##### MATERIAL PROVIDED #####

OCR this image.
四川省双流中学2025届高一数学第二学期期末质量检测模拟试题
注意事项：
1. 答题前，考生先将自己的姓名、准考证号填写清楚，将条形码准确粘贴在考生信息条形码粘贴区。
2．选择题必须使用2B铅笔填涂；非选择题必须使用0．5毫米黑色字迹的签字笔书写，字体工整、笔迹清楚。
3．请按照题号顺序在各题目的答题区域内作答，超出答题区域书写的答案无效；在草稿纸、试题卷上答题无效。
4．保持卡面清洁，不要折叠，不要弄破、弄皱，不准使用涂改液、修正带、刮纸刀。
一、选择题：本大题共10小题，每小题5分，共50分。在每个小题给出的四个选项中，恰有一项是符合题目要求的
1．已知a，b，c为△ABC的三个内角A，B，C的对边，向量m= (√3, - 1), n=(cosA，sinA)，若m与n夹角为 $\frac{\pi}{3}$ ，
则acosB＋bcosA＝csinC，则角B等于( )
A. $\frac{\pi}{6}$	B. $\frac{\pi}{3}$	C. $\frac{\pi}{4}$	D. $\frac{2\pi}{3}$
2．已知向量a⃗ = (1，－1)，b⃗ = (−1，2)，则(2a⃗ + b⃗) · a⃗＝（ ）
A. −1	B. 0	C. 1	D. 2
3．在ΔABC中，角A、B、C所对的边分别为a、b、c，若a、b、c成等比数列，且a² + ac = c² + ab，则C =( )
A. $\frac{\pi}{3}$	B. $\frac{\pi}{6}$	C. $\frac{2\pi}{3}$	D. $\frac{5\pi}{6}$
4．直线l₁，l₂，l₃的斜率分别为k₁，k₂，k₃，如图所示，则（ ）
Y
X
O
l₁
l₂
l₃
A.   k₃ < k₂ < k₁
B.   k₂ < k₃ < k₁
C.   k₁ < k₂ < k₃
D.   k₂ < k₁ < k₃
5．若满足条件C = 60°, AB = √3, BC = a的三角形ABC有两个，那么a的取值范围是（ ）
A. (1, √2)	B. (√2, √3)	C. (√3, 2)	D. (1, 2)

#####

* [TASK DETAILS]
Print all of the data exactly as it was given.

* [EXERCISE SOLUTION]
OCR this image.
四川省双流中学2025届高一数学第二学期期末质量检测模拟试题
注意事项：
1. 答题前，考生先将自己的姓名、准考证号填写清楚，将条形码准确粘贴在考生信息条形码粘贴区。
2．选择题必须使用2B铅笔填涂；非选择题必须使用0．5毫米黑色字迹的签字笔书写，字体工整、笔迹清楚。
3．请按照题号顺序在各题目的答题区域内作答，超出答题区域书写的答案无效；在草稿纸、试题卷上答题无效。
4．保持卡面清洁，不要折叠，不要弄破、弄皱，不准使用涂改液、修正带、刮纸刀。
一、选择题：本大题共10小题，每小题5分，共50分。在每个小题给出的四个选项中，恰有一项是符合题目要求的
1．已知a，b，c为△ABC的三个内角A，B，C的对边，向量m= (√3, - 1), n=(cosA，sinA)，若m与n夹角为 $\frac{\pi}{3}$ ，
则acosB＋bcosA＝csinC，则角B等于( )
A. $\frac{\pi}{6}$	B. $\frac{\pi}{3}$	C. $\frac{\pi}{4}$	D. $\frac{2\pi}{3}$
2．已知向量a⃗ = (1，－1)，b⃗ = (−1，2)，则(2a⃗ + b⃗) · a⃗＝（ ）
A. −1	B. 0	C. 1	D. 2
3．在ΔABC中，角A、B、C所对的边分别为a、b、c，若a、b、c成等比数列，且a² + ac = c² + ab，则C =( )
A. $\frac{\pi}{3}$	B. $\frac{\pi}{6}$	C. $\frac{2\pi}{3}$	D. $\frac{5\pi}{6}$
4．直线l₁，l₂，l₃的斜率分别为k₁，k₂，k₃，如图所示，则（ ）
Y
X
O
l₁
l₂
l₃
A.   k₃ < k₂ < k₁
B.   k₂ < k₃ < k₁
C.   k₁ < k₂ < k₃
D.   k₂ < k₁ < k₃
5．若满足条件C = 60°, AB = √3, BC = a的三角形ABC有两个，那么a的取值范围是（ ）
A. (1, √2)	B. (√2, √3)	C. (√3, 2)	D. (1, 2)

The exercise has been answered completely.